Return the full listing exactly as it is written.

** START OF Data listing **

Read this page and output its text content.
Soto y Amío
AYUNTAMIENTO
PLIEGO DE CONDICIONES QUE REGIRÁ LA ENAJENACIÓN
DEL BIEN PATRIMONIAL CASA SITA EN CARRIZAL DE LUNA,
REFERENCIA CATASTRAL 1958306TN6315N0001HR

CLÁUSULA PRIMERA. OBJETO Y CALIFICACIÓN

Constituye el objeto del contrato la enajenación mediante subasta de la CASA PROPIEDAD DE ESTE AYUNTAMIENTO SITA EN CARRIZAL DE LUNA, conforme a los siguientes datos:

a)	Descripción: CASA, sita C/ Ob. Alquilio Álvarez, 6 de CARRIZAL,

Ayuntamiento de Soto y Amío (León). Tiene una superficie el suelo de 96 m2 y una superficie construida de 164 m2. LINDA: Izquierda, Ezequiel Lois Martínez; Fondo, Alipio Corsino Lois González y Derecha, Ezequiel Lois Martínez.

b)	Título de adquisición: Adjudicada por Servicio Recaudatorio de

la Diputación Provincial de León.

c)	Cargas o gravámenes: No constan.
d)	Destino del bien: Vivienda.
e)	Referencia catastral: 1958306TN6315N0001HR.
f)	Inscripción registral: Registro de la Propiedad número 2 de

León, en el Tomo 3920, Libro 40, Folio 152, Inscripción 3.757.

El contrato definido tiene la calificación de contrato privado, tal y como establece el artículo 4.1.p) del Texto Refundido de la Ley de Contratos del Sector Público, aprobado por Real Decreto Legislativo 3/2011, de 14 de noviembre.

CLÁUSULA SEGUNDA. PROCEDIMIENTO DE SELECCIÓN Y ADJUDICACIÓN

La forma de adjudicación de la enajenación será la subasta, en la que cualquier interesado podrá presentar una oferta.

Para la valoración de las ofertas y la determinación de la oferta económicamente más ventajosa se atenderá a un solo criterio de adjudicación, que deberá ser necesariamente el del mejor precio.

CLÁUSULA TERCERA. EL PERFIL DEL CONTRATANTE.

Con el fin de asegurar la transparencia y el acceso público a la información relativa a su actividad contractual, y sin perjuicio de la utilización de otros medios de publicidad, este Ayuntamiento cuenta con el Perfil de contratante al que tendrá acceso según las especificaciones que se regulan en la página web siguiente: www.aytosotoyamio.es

** END OF Data listing **

Response |
Read this page and output its text content.
Soto y Amío
AYUNTAMIENTO
PLIEGO DE CONDICIONES QUE REGIRÁ LA ENAJENACIÓN
DEL BIEN PATRIMONIAL CASA SITA EN CARRIZAL DE LUNA,
REFERENCIA CATASTRAL 1958306TN6315N0001HR

CLÁUSULA PRIMERA. OBJETO Y CALIFICACIÓN

Constituye el objeto del contrato la enajenación mediante subasta de la CASA PROPIEDAD DE ESTE AYUNTAMIENTO SITA EN CARRIZAL DE LUNA, conforme a los siguientes datos:

a)	Descripción: CASA, sita C/ Ob. Alquilio Álvarez, 6 de CARRIZAL,

Ayuntamiento de Soto y Amío (León). Tiene una superficie el suelo de 96 m2 y una superficie construida de 164 m2. LINDA: Izquierda, Ezequiel Lois Martínez; Fondo, Alipio Corsino Lois González y Derecha, Ezequiel Lois Martínez.

b)	Título de adquisición: Adjudicada por Servicio Recaudatorio de

la Diputación Provincial de León.

c)	Cargas o gravámenes: No constan.
d)	Destino del bien: Vivienda.
e)	Referencia catastral: 1958306TN6315N0001HR.
f)	Inscripción registral: Registro de la Propiedad número 2 de

León, en el Tomo 3920, Libro 40, Folio 152, Inscripción 3.757.

El contrato definido tiene la calificación de contrato privado, tal y como establece el artículo 4.1.p) del Texto Refundido de la Ley de Contratos del Sector Público, aprobado por Real Decreto Legislativo 3/2011, de 14 de noviembre.

CLÁUSULA SEGUNDA. PROCEDIMIENTO DE SELECCIÓN Y ADJUDICACIÓN

La forma de adjudicación de la enajenación será la subasta, en la que cualquier interesado podrá presentar una oferta.

Para la valoración de las ofertas y la determinación de la oferta económicamente más ventajosa se atenderá a un solo criterio de adjudicación, que deberá ser necesariamente el del mejor precio.

CLÁUSULA TERCERA. EL PERFIL DEL CONTRATANTE.

Con el fin de asegurar la transparencia y el acceso público a la información relativa a su actividad contractual, y sin perjuicio de la utilización de otros medios de publicidad, este Ayuntamiento cuenta con el Perfil de contratante al que tendrá acceso según las especificaciones que se regulan en la página web siguiente: www.aytosotoyamio.es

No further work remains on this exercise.